• _Job_: Copy out all the lines in the records that include the word "grants".

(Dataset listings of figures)
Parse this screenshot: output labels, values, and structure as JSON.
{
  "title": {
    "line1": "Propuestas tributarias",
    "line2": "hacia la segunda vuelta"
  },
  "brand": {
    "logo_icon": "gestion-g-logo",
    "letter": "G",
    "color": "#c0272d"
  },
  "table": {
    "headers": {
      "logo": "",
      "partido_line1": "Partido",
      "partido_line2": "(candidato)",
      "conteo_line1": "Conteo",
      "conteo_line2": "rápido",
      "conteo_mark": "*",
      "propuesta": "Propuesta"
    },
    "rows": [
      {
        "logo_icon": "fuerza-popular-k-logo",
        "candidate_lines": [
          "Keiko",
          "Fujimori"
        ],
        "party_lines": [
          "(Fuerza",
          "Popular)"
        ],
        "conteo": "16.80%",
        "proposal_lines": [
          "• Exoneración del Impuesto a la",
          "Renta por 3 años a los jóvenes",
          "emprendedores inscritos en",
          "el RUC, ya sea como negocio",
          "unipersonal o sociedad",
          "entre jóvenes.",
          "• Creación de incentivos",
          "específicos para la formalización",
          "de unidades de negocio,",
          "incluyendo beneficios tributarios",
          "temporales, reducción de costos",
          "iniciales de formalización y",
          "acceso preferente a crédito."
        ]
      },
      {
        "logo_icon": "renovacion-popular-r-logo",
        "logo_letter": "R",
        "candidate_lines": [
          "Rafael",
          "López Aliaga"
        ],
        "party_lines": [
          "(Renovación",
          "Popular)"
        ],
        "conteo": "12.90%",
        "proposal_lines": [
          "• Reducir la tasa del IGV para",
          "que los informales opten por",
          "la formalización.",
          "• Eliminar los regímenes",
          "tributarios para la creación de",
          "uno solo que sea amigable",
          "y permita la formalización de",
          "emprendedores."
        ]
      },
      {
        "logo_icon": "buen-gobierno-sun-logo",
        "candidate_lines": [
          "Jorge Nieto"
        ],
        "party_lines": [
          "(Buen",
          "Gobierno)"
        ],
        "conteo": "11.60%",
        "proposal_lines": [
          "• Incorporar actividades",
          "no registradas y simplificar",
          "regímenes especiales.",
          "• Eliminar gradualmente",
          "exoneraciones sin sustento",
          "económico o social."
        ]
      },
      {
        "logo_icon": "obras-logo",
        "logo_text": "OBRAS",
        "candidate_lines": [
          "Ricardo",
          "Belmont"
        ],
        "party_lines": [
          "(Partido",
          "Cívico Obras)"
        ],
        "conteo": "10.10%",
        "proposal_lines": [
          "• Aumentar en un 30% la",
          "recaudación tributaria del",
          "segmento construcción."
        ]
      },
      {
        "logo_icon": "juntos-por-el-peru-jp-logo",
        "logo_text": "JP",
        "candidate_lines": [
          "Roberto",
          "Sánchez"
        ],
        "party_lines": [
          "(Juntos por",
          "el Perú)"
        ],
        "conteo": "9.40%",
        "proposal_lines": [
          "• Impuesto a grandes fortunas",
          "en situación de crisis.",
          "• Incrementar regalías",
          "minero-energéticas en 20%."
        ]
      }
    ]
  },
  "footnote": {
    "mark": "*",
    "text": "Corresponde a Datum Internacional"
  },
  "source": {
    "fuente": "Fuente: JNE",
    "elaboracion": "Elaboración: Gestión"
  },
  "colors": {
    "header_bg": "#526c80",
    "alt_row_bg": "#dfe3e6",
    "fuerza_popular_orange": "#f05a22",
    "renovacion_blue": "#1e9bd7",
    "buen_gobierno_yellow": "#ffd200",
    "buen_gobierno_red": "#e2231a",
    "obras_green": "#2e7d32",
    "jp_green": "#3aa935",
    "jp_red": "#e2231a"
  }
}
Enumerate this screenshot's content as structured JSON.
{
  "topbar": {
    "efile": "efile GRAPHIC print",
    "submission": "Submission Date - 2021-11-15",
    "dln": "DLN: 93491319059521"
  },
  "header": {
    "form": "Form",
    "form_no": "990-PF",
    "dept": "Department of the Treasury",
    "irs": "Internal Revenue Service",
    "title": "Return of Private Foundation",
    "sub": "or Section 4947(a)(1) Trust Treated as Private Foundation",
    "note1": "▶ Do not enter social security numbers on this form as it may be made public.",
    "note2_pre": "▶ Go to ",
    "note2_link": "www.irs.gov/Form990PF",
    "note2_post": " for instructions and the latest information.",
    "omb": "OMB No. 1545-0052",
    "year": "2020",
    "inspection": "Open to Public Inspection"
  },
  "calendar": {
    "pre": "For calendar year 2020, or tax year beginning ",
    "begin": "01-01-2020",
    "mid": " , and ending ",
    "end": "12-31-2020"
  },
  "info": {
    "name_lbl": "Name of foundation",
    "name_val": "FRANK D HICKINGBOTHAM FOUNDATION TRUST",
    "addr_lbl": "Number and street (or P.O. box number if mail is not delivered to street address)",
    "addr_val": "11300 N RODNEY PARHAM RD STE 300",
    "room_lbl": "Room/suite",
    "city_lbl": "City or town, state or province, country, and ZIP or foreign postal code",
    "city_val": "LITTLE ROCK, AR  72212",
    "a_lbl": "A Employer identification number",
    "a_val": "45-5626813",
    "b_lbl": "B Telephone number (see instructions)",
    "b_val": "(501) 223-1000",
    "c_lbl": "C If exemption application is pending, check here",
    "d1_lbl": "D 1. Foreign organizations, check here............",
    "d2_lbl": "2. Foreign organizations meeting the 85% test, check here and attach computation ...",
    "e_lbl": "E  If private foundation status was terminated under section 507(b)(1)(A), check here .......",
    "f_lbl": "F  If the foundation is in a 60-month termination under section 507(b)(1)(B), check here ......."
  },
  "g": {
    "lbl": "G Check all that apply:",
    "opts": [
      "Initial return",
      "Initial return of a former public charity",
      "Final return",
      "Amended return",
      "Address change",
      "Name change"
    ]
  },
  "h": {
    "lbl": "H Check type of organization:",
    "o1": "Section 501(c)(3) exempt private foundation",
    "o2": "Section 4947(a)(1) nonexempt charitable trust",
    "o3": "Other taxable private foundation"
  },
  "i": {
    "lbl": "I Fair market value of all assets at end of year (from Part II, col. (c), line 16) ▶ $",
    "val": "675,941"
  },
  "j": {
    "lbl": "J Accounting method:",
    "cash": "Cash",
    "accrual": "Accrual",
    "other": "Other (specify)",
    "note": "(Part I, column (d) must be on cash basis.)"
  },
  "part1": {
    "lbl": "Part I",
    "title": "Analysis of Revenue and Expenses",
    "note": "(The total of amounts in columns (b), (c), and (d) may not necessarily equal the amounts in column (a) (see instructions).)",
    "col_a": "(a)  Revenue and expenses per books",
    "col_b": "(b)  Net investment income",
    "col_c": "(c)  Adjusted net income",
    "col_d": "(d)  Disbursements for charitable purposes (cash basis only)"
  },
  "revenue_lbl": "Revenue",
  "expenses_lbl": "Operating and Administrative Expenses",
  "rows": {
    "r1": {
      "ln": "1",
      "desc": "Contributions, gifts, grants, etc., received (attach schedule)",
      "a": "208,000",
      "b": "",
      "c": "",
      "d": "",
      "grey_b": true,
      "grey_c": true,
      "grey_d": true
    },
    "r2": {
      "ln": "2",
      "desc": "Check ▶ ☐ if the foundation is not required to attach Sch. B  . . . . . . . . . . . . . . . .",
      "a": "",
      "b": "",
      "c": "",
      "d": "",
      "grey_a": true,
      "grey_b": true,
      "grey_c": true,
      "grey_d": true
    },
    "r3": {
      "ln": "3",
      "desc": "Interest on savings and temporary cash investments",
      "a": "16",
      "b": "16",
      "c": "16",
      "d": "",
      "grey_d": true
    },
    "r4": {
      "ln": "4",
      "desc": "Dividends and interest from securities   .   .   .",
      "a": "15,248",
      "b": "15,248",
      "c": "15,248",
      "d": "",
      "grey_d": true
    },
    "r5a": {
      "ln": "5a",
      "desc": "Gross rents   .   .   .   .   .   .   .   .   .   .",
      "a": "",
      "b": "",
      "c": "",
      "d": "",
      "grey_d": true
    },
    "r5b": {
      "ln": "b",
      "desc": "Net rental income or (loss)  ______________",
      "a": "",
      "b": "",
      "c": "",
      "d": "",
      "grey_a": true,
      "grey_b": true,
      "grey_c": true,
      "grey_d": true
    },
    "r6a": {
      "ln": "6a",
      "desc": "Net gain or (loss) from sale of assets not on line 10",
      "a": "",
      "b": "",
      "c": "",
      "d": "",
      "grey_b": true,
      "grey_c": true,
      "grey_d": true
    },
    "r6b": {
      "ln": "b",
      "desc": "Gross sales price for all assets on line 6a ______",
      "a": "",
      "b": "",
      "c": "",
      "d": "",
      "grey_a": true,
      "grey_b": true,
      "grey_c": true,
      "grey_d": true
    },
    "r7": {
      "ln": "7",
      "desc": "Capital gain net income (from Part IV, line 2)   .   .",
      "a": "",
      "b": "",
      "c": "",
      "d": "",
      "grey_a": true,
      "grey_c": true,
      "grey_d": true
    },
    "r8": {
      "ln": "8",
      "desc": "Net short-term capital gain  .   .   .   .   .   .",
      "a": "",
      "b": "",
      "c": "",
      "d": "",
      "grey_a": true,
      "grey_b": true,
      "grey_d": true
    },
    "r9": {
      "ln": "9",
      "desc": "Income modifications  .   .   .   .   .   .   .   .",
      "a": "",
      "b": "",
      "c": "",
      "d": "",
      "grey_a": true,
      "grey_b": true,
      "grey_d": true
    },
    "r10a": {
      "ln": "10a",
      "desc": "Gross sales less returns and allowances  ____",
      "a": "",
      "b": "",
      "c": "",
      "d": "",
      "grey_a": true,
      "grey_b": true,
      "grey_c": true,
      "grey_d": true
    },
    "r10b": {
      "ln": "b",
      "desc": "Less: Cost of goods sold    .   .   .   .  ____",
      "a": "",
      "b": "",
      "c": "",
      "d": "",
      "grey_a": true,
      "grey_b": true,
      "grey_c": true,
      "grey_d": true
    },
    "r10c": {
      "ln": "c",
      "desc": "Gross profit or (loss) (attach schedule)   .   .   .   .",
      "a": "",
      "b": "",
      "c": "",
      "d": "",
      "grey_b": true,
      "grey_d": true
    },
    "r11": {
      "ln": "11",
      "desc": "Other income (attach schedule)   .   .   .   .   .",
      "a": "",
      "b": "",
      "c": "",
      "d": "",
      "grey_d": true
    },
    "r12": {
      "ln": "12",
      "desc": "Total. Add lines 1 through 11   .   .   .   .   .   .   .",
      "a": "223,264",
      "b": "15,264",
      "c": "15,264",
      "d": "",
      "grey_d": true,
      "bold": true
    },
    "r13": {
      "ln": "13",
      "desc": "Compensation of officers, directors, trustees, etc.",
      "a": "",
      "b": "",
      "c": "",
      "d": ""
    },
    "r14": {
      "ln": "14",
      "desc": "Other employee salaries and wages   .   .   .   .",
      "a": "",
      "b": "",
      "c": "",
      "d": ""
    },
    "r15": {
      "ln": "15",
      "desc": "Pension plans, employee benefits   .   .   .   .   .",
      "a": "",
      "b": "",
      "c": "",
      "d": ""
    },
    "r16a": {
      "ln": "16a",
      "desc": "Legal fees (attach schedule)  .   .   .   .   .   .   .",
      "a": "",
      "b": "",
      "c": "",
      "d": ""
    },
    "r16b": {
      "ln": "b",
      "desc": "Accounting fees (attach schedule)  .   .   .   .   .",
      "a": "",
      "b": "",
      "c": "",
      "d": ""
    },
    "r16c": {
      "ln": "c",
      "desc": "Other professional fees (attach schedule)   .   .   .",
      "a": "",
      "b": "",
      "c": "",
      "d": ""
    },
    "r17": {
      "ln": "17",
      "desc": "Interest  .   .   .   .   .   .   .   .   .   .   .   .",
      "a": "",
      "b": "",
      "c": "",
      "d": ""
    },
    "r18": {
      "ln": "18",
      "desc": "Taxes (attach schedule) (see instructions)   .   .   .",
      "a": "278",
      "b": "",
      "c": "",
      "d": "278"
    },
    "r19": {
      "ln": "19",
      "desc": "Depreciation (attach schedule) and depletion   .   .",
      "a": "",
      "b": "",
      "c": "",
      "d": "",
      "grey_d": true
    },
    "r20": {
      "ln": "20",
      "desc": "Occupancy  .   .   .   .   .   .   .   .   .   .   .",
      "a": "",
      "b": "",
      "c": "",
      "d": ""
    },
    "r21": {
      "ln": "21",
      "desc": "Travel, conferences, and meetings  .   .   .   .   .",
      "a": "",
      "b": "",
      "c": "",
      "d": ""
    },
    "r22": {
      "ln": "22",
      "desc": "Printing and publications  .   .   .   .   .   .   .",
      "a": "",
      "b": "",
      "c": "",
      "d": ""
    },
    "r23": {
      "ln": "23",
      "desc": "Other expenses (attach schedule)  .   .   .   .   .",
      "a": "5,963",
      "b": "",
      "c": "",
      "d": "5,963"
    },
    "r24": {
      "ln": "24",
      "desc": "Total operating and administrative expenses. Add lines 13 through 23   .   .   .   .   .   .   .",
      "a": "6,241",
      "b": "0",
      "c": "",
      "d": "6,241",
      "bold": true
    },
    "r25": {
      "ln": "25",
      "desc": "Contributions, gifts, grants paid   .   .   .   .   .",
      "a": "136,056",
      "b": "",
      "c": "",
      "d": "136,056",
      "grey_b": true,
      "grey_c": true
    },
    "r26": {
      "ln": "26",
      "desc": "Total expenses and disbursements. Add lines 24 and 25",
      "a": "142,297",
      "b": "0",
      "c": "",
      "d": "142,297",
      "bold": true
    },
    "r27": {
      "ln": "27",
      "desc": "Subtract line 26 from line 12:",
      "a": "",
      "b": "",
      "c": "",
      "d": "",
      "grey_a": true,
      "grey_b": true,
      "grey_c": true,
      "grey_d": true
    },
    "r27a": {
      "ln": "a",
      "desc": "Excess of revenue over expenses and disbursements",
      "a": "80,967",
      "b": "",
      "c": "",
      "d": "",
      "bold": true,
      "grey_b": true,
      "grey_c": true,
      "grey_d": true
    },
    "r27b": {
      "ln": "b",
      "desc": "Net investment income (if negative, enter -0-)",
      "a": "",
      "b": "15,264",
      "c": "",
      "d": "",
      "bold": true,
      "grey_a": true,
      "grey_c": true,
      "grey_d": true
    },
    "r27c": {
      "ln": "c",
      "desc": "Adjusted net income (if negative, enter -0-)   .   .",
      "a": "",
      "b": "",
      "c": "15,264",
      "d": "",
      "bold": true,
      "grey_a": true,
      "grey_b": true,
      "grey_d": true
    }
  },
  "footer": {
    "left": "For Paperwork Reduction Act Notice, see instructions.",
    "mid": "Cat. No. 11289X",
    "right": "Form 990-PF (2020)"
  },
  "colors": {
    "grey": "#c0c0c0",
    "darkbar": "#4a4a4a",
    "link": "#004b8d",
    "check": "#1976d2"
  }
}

• _Problem solution_:
      "desc": "Contributions, gifts, grants, etc., received (attach schedule)",
      "desc": "Contributions, gifts, grants paid   .   .   .   .   .",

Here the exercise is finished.